[Data shown]

********

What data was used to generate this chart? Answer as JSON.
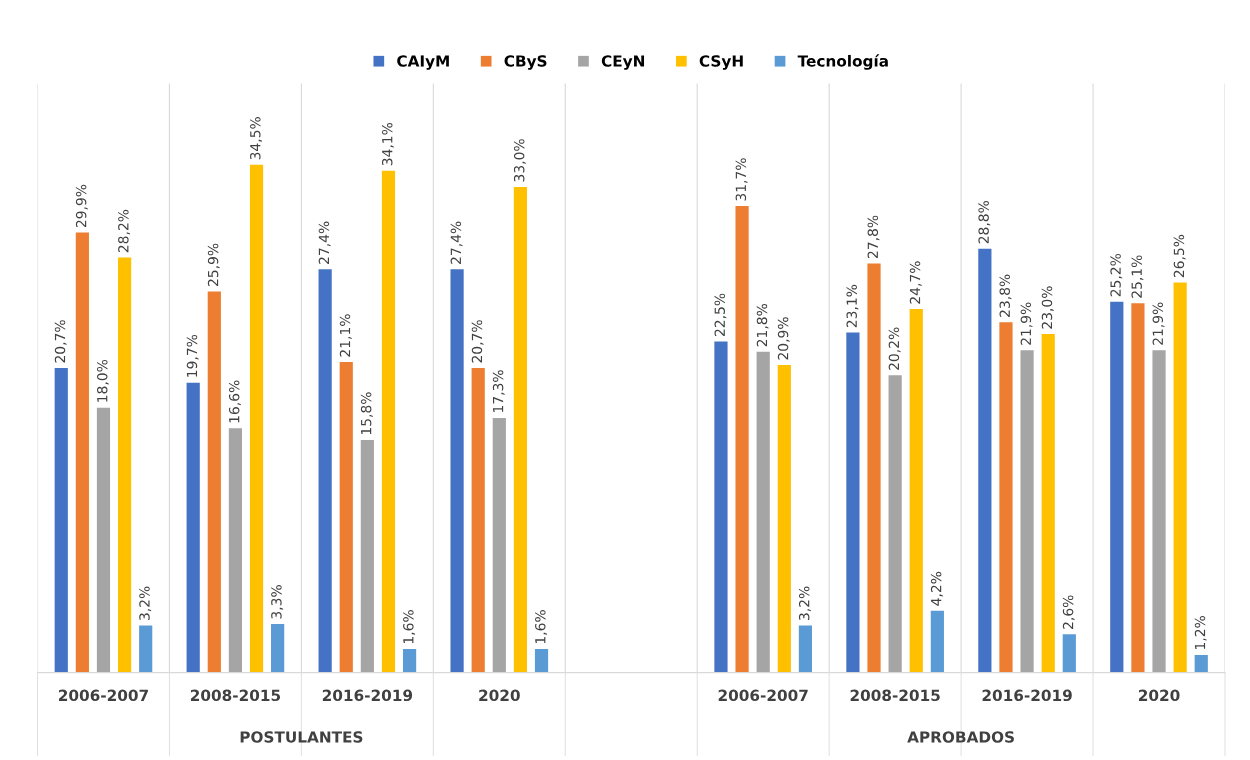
{
  "chart_data": {
    "type": "bar",
    "categories": [
      "2006-2007",
      "2008-2015",
      "2016-2019",
      "2020",
      null,
      "2006-2007",
      "2008-2015",
      "2016-2019",
      "2020"
    ],
    "series": [
      {
        "name": "CAIyM",
        "color": "#4472c4",
        "values": [
          20.7,
          19.7,
          27.4,
          27.4,
          null,
          22.5,
          23.1,
          28.8,
          25.2
        ],
        "value_labels": [
          "20,7%",
          "19,7%",
          "27,4%",
          "27,4%",
          null,
          "22,5%",
          "23,1%",
          "28,8%",
          "25,2%"
        ]
      },
      {
        "name": "CByS",
        "color": "#ed7d31",
        "values": [
          29.9,
          25.9,
          21.1,
          20.7,
          null,
          31.7,
          27.8,
          23.8,
          25.1
        ],
        "value_labels": [
          "29,9%",
          "25,9%",
          "21,1%",
          "20,7%",
          null,
          "31,7%",
          "27,8%",
          "23,8%",
          "25,1%"
        ]
      },
      {
        "name": "CEyN",
        "color": "#a5a5a5",
        "values": [
          18.0,
          16.6,
          15.8,
          17.3,
          null,
          21.8,
          20.2,
          21.9,
          21.9
        ],
        "value_labels": [
          "18,0%",
          "16,6%",
          "15,8%",
          "17,3%",
          null,
          "21,8%",
          "20,2%",
          "21,9%",
          "21,9%"
        ]
      },
      {
        "name": "CSyH",
        "color": "#ffc000",
        "values": [
          28.2,
          34.5,
          34.1,
          33.0,
          null,
          20.9,
          24.7,
          23.0,
          26.5
        ],
        "value_labels": [
          "28,2%",
          "34,5%",
          "34,1%",
          "33,0%",
          null,
          "20,9%",
          "24,7%",
          "23,0%",
          "26,5%"
        ]
      },
      {
        "name": "Tecnología",
        "color": "#5b9bd5",
        "values": [
          3.2,
          3.3,
          1.6,
          1.6,
          null,
          3.2,
          4.2,
          2.6,
          1.2
        ],
        "value_labels": [
          "3,2%",
          "3,3%",
          "1,6%",
          "1,6%",
          null,
          "3,2%",
          "4,2%",
          "2,6%",
          "1,2%"
        ]
      }
    ],
    "annotations": [
      "POSTULANTES",
      "APROBADOS"
    ],
    "grid": "x",
    "legend": "top"
  }
}
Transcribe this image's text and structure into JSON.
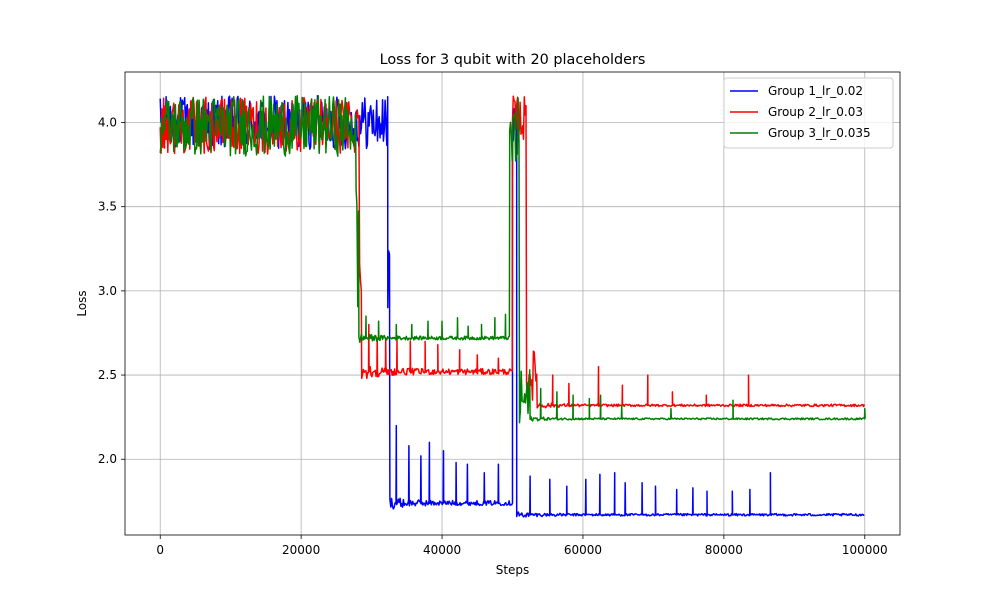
{
  "chart_data": {
    "type": "line",
    "title": "Loss for 3 qubit with 20 placeholders",
    "xlabel": "Steps",
    "ylabel": "Loss",
    "xlim": [
      -5000,
      105000
    ],
    "ylim": [
      1.55,
      4.3
    ],
    "xticks": [
      0,
      20000,
      40000,
      60000,
      80000,
      100000
    ],
    "xtick_labels": [
      "0",
      "20000",
      "40000",
      "60000",
      "80000",
      "100000"
    ],
    "yticks": [
      2.0,
      2.5,
      3.0,
      3.5,
      4.0
    ],
    "ytick_labels": [
      "2.0",
      "2.5",
      "3.0",
      "3.5",
      "4.0"
    ],
    "grid": true,
    "legend_position": "top-right",
    "series": [
      {
        "name": "Group 1_lr_0.02",
        "color": "#0000ff",
        "phases": [
          {
            "x": [
              0,
              32300
            ],
            "level": 4.0,
            "noise": 0.16
          },
          {
            "x": [
              32300,
              32600
            ],
            "level": 3.0,
            "noise": 0.5
          },
          {
            "x": [
              32600,
              50000
            ],
            "level": 1.74,
            "noise": 0.04
          },
          {
            "x": [
              50000,
              50600
            ],
            "level": 4.0,
            "noise": 0.16
          },
          {
            "x": [
              50600,
              100000
            ],
            "level": 1.67,
            "noise": 0.02
          }
        ],
        "spikes": [
          {
            "x": 33500,
            "y": 2.2
          },
          {
            "x": 35300,
            "y": 2.08
          },
          {
            "x": 37000,
            "y": 2.02
          },
          {
            "x": 38200,
            "y": 2.1
          },
          {
            "x": 40200,
            "y": 2.05
          },
          {
            "x": 42000,
            "y": 1.98
          },
          {
            "x": 43600,
            "y": 1.97
          },
          {
            "x": 46000,
            "y": 1.92
          },
          {
            "x": 48000,
            "y": 1.97
          },
          {
            "x": 52500,
            "y": 1.9
          },
          {
            "x": 55300,
            "y": 1.88
          },
          {
            "x": 57700,
            "y": 1.84
          },
          {
            "x": 60400,
            "y": 1.88
          },
          {
            "x": 62400,
            "y": 1.91
          },
          {
            "x": 64500,
            "y": 1.92
          },
          {
            "x": 66000,
            "y": 1.86
          },
          {
            "x": 68400,
            "y": 1.86
          },
          {
            "x": 70300,
            "y": 1.84
          },
          {
            "x": 73300,
            "y": 1.82
          },
          {
            "x": 75600,
            "y": 1.83
          },
          {
            "x": 77600,
            "y": 1.81
          },
          {
            "x": 81200,
            "y": 1.81
          },
          {
            "x": 83700,
            "y": 1.82
          },
          {
            "x": 86600,
            "y": 1.92
          }
        ]
      },
      {
        "name": "Group 2_lr_0.03",
        "color": "#ff0000",
        "phases": [
          {
            "x": [
              0,
              28300
            ],
            "level": 3.98,
            "noise": 0.17
          },
          {
            "x": [
              28300,
              28600
            ],
            "level": 3.3,
            "noise": 0.4
          },
          {
            "x": [
              28600,
              50000
            ],
            "level": 2.52,
            "noise": 0.05
          },
          {
            "x": [
              50000,
              52000
            ],
            "level": 4.02,
            "noise": 0.14
          },
          {
            "x": [
              52000,
              53500
            ],
            "level": 2.5,
            "noise": 0.15
          },
          {
            "x": [
              53500,
              100000
            ],
            "level": 2.32,
            "noise": 0.02
          }
        ],
        "spikes": [
          {
            "x": 29600,
            "y": 2.8
          },
          {
            "x": 30800,
            "y": 2.72
          },
          {
            "x": 32000,
            "y": 2.72
          },
          {
            "x": 33600,
            "y": 2.71
          },
          {
            "x": 35500,
            "y": 2.7
          },
          {
            "x": 37600,
            "y": 2.7
          },
          {
            "x": 39400,
            "y": 2.68
          },
          {
            "x": 42500,
            "y": 2.65
          },
          {
            "x": 45000,
            "y": 2.62
          },
          {
            "x": 48000,
            "y": 2.6
          },
          {
            "x": 55700,
            "y": 2.5
          },
          {
            "x": 58000,
            "y": 2.45
          },
          {
            "x": 62200,
            "y": 2.55
          },
          {
            "x": 65600,
            "y": 2.44
          },
          {
            "x": 69200,
            "y": 2.5
          },
          {
            "x": 72700,
            "y": 2.4
          },
          {
            "x": 77500,
            "y": 2.38
          },
          {
            "x": 83500,
            "y": 2.5
          }
        ]
      },
      {
        "name": "Group 3_lr_0.035",
        "color": "#008000",
        "phases": [
          {
            "x": [
              0,
              27800
            ],
            "level": 3.98,
            "noise": 0.18
          },
          {
            "x": [
              27800,
              28200
            ],
            "level": 3.2,
            "noise": 0.5
          },
          {
            "x": [
              28200,
              49600
            ],
            "level": 2.72,
            "noise": 0.03
          },
          {
            "x": [
              49600,
              51000
            ],
            "level": 3.9,
            "noise": 0.25
          },
          {
            "x": [
              51000,
              52500
            ],
            "level": 2.35,
            "noise": 0.2
          },
          {
            "x": [
              52500,
              100000
            ],
            "level": 2.24,
            "noise": 0.015
          }
        ],
        "spikes": [
          {
            "x": 29200,
            "y": 2.85
          },
          {
            "x": 31000,
            "y": 2.82
          },
          {
            "x": 33500,
            "y": 2.8
          },
          {
            "x": 35700,
            "y": 2.8
          },
          {
            "x": 38000,
            "y": 2.82
          },
          {
            "x": 40000,
            "y": 2.82
          },
          {
            "x": 42200,
            "y": 2.84
          },
          {
            "x": 43700,
            "y": 2.79
          },
          {
            "x": 45600,
            "y": 2.8
          },
          {
            "x": 47500,
            "y": 2.84
          },
          {
            "x": 49000,
            "y": 2.86
          },
          {
            "x": 54000,
            "y": 2.42
          },
          {
            "x": 56300,
            "y": 2.4
          },
          {
            "x": 58600,
            "y": 2.38
          },
          {
            "x": 60900,
            "y": 2.36
          },
          {
            "x": 62500,
            "y": 2.38
          },
          {
            "x": 65500,
            "y": 2.32
          },
          {
            "x": 72500,
            "y": 2.3
          },
          {
            "x": 81300,
            "y": 2.35
          },
          {
            "x": 100000,
            "y": 2.3
          }
        ]
      }
    ]
  }
}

********

[Stated goal] Give the number of lines in the listing above that contain "JSON", and nothing else.

[Exercise output] 2